TASK OBJECTIVE.
Collect every line below that contains the word "title".

DATA RECORDS.
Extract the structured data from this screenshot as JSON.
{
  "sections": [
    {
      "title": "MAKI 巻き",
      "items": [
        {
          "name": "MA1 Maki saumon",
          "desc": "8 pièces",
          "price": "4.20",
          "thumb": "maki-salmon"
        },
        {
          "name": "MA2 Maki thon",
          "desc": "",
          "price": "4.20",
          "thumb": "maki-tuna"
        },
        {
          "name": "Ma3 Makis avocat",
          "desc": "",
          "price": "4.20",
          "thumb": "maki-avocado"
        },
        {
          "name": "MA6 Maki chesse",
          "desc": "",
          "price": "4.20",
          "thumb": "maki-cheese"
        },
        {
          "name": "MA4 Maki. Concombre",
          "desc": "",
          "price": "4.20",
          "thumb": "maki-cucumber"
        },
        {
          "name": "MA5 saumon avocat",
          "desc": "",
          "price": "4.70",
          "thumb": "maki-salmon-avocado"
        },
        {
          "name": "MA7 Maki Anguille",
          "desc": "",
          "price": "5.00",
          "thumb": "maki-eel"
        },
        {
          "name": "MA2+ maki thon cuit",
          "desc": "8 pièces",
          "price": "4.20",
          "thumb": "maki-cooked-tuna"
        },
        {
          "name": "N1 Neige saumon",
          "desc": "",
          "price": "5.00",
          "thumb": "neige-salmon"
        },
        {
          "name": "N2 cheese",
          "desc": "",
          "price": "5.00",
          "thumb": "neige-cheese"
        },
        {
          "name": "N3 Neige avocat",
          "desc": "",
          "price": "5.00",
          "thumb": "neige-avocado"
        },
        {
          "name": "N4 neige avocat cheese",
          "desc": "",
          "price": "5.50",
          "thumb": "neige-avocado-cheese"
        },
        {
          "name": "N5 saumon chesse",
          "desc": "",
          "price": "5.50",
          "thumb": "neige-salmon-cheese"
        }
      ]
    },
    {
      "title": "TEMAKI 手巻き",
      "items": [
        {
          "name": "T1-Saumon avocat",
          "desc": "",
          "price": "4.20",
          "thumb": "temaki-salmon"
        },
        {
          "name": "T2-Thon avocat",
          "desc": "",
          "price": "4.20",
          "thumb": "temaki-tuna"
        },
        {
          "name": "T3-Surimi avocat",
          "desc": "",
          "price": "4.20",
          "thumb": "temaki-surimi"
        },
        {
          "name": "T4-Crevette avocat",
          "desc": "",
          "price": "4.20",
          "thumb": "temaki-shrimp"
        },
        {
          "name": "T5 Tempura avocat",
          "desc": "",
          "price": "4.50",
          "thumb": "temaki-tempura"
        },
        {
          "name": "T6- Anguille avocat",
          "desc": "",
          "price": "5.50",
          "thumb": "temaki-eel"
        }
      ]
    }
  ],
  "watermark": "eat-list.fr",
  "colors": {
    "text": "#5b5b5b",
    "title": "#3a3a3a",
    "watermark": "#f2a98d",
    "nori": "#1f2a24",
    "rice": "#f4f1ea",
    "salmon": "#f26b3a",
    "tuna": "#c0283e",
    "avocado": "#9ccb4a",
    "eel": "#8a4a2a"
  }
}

TASK SOLUTION.
      "title": "MAKI 巻き",
      "title": "TEMAKI 手巻き",
    "title": "#3a3a3a",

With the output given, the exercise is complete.